[What is being asked] Print the data again, exactly.
====== Supplied records
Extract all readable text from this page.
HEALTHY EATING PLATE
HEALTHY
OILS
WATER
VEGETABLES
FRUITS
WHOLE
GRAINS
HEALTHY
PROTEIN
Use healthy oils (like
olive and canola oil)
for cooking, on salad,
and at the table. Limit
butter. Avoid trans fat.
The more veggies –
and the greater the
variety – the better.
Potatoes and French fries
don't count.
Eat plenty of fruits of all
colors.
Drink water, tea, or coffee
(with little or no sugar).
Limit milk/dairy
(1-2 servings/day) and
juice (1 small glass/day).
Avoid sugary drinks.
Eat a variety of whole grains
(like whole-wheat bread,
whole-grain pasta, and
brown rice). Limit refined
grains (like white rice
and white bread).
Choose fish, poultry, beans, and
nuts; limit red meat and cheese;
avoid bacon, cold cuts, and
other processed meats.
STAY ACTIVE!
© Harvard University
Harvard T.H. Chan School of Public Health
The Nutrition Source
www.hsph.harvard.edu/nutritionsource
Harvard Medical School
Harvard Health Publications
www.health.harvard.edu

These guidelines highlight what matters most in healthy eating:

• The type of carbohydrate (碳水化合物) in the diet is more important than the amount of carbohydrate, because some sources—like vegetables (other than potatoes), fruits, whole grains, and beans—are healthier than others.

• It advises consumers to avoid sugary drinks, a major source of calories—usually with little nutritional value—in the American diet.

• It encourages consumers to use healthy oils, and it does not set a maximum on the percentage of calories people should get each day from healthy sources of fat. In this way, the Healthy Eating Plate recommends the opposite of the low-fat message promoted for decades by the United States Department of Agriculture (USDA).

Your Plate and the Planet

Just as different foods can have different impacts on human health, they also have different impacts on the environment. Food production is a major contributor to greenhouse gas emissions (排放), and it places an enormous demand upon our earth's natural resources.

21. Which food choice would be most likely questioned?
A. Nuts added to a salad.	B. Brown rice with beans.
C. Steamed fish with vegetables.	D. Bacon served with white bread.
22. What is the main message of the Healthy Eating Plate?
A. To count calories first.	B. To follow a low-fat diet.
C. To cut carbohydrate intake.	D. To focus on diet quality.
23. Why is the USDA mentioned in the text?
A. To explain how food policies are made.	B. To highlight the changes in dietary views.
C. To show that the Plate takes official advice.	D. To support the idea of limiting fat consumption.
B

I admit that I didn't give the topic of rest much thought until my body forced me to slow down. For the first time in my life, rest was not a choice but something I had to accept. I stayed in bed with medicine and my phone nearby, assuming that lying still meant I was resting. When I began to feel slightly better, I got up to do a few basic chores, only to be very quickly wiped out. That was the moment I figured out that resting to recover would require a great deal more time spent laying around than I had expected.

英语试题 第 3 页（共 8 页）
============
[Your solution]
Extract all readable text from this page.
HEALTHY EATING PLATE
HEALTHY
OILS
WATER
VEGETABLES
FRUITS
WHOLE
GRAINS
HEALTHY
PROTEIN
Use healthy oils (like
olive and canola oil)
for cooking, on salad,
and at the table. Limit
butter. Avoid trans fat.
The more veggies –
and the greater the
variety – the better.
Potatoes and French fries
don't count.
Eat plenty of fruits of all
colors.
Drink water, tea, or coffee
(with little or no sugar).
Limit milk/dairy
(1-2 servings/day) and
juice (1 small glass/day).
Avoid sugary drinks.
Eat a variety of whole grains
(like whole-wheat bread,
whole-grain pasta, and
brown rice). Limit refined
grains (like white rice
and white bread).
Choose fish, poultry, beans, and
nuts; limit red meat and cheese;
avoid bacon, cold cuts, and
other processed meats.
STAY ACTIVE!
© Harvard University
Harvard T.H. Chan School of Public Health
The Nutrition Source
www.hsph.harvard.edu/nutritionsource
Harvard Medical School
Harvard Health Publications
www.health.harvard.edu

These guidelines highlight what matters most in healthy eating:

• The type of carbohydrate (碳水化合物) in the diet is more important than the amount of carbohydrate, because some sources—like vegetables (other than potatoes), fruits, whole grains, and beans—are healthier than others.

• It advises consumers to avoid sugary drinks, a major source of calories—usually with little nutritional value—in the American diet.

• It encourages consumers to use healthy oils, and it does not set a maximum on the percentage of calories people should get each day from healthy sources of fat. In this way, the Healthy Eating Plate recommends the opposite of the low-fat message promoted for decades by the United States Department of Agriculture (USDA).

Your Plate and the Planet

Just as different foods can have different impacts on human health, they also have different impacts on the environment. Food production is a major contributor to greenhouse gas emissions (排放), and it places an enormous demand upon our earth's natural resources.

21. Which food choice would be most likely questioned?
A. Nuts added to a salad.	B. Brown rice with beans.
C. Steamed fish with vegetables.	D. Bacon served with white bread.
22. What is the main message of the Healthy Eating Plate?
A. To count calories first.	B. To follow a low-fat diet.
C. To cut carbohydrate intake.	D. To focus on diet quality.
23. Why is the USDA mentioned in the text?
A. To explain how food policies are made.	B. To highlight the changes in dietary views.
C. To show that the Plate takes official advice.	D. To support the idea of limiting fat consumption.
B

I admit that I didn't give the topic of rest much thought until my body forced me to slow down. For the first time in my life, rest was not a choice but something I had to accept. I stayed in bed with medicine and my phone nearby, assuming that lying still meant I was resting. When I began to feel slightly better, I got up to do a few basic chores, only to be very quickly wiped out. That was the moment I figured out that resting to recover would require a great deal more time spent laying around than I had expected.

英语试题 第 3 页（共 8 页）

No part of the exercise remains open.